(Input):

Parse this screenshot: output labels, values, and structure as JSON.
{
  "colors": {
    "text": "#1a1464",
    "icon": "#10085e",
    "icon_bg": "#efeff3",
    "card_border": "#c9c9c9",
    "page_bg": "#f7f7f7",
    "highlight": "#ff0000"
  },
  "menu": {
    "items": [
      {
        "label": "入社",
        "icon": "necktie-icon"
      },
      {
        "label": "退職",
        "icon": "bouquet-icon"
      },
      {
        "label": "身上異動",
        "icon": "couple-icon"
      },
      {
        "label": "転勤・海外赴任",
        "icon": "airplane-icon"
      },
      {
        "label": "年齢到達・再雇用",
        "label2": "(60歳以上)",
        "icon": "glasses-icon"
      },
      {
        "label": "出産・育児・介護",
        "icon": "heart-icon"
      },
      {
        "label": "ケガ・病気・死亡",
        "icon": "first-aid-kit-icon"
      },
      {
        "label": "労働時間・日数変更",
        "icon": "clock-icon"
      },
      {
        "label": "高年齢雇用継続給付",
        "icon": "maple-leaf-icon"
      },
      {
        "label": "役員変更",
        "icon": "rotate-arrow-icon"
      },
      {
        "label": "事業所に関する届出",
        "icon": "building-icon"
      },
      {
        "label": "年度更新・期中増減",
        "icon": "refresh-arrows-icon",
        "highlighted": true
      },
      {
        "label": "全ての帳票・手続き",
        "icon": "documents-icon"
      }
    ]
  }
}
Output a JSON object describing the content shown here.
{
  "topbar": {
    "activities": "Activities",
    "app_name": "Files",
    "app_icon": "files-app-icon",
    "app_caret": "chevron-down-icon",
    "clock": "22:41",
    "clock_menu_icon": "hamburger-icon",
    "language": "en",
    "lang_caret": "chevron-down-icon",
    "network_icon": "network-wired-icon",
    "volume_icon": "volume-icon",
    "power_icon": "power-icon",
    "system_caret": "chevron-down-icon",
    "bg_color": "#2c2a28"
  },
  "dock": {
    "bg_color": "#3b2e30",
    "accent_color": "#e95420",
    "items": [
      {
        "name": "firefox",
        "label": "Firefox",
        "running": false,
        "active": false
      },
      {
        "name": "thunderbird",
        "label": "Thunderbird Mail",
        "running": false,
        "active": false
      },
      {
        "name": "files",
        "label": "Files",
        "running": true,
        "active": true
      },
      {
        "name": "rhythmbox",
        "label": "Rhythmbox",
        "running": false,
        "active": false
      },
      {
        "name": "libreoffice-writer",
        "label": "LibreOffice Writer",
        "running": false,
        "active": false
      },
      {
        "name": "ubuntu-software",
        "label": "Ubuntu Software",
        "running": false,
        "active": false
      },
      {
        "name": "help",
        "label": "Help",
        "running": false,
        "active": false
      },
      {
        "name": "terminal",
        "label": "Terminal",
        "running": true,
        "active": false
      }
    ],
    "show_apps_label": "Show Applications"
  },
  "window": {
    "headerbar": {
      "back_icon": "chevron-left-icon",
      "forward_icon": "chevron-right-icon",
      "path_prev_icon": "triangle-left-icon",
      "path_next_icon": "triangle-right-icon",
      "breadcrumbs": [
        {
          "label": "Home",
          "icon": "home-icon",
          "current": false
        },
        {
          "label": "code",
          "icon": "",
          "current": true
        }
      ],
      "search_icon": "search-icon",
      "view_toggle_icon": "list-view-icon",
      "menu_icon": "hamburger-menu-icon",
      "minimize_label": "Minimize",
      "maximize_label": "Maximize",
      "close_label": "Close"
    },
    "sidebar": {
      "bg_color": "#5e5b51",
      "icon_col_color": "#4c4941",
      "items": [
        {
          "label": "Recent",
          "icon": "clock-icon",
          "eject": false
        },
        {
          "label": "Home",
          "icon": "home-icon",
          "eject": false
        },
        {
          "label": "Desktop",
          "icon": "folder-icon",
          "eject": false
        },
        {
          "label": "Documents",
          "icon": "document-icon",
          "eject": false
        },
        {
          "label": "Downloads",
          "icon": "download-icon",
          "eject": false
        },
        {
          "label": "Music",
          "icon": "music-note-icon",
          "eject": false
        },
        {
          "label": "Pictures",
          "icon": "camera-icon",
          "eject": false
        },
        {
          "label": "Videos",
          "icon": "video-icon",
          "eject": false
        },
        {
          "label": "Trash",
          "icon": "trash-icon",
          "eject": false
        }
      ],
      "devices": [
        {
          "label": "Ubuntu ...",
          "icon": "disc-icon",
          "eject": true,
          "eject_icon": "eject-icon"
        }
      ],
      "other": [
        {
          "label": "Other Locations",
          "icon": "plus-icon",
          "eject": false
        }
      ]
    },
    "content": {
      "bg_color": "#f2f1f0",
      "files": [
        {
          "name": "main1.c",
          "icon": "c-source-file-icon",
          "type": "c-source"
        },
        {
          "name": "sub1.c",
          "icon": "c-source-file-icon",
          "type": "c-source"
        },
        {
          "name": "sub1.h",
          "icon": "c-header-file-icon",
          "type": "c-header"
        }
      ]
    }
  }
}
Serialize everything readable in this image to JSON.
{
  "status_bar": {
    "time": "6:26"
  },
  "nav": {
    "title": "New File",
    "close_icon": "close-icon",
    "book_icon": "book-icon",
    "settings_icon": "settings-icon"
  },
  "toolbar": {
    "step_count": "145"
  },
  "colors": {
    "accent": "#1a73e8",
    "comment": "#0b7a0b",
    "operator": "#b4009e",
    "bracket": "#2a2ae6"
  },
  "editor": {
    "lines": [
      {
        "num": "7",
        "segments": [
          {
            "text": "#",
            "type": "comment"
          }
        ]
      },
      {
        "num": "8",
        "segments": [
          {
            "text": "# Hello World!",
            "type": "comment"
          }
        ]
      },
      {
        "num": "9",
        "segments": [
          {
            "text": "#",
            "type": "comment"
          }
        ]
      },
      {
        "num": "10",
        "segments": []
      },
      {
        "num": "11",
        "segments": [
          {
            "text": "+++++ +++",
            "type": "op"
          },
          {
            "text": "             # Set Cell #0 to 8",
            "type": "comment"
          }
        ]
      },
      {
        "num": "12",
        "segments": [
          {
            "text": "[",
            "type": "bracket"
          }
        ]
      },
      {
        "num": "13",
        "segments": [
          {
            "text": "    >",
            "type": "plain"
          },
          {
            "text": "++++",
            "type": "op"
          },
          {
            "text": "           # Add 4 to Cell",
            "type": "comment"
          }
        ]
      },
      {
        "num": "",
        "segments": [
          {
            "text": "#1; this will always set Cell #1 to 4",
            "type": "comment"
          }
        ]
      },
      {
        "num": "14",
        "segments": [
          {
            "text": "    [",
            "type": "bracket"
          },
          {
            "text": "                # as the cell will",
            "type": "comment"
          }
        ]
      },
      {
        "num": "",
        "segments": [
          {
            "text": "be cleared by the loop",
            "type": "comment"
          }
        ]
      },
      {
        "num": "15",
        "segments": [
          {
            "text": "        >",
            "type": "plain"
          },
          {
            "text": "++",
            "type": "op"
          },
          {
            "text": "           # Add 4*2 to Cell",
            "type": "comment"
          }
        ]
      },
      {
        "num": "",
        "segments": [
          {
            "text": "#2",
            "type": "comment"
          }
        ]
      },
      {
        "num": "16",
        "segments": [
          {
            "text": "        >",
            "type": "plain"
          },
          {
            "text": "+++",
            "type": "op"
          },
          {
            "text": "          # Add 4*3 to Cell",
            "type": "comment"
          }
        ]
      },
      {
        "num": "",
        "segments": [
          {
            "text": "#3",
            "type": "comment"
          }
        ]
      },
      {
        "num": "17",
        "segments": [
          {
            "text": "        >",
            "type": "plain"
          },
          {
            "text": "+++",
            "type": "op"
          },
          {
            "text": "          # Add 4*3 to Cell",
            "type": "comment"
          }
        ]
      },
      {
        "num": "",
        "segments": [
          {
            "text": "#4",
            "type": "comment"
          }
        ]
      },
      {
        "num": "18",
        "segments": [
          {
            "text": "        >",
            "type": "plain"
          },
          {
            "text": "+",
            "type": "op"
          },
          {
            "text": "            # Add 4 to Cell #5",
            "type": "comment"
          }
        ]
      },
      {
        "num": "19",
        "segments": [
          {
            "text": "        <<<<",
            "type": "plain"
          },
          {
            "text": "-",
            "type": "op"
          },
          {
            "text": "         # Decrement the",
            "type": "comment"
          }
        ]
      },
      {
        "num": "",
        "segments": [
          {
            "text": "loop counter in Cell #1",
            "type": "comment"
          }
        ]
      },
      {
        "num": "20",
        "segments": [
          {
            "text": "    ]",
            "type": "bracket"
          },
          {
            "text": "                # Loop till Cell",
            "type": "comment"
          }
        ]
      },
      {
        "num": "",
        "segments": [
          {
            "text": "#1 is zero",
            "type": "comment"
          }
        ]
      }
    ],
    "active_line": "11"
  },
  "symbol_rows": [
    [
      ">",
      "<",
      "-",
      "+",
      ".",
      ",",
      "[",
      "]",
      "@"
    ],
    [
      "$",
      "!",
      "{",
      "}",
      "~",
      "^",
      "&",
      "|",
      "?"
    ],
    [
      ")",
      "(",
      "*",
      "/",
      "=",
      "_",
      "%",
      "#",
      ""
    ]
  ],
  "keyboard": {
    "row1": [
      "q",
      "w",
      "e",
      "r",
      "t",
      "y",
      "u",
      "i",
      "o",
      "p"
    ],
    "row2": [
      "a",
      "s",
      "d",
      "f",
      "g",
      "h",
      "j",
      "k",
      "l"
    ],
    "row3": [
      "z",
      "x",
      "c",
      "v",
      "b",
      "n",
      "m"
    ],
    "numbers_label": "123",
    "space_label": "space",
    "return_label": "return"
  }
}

(Goal): Locate the word "JSON" in the data above. Copy every line carrying it.

(Task result):
Parse this screenshot: output labels, values, and structure as JSON.
Output a JSON object describing the content shown here.
Serialize everything readable in this image to JSON.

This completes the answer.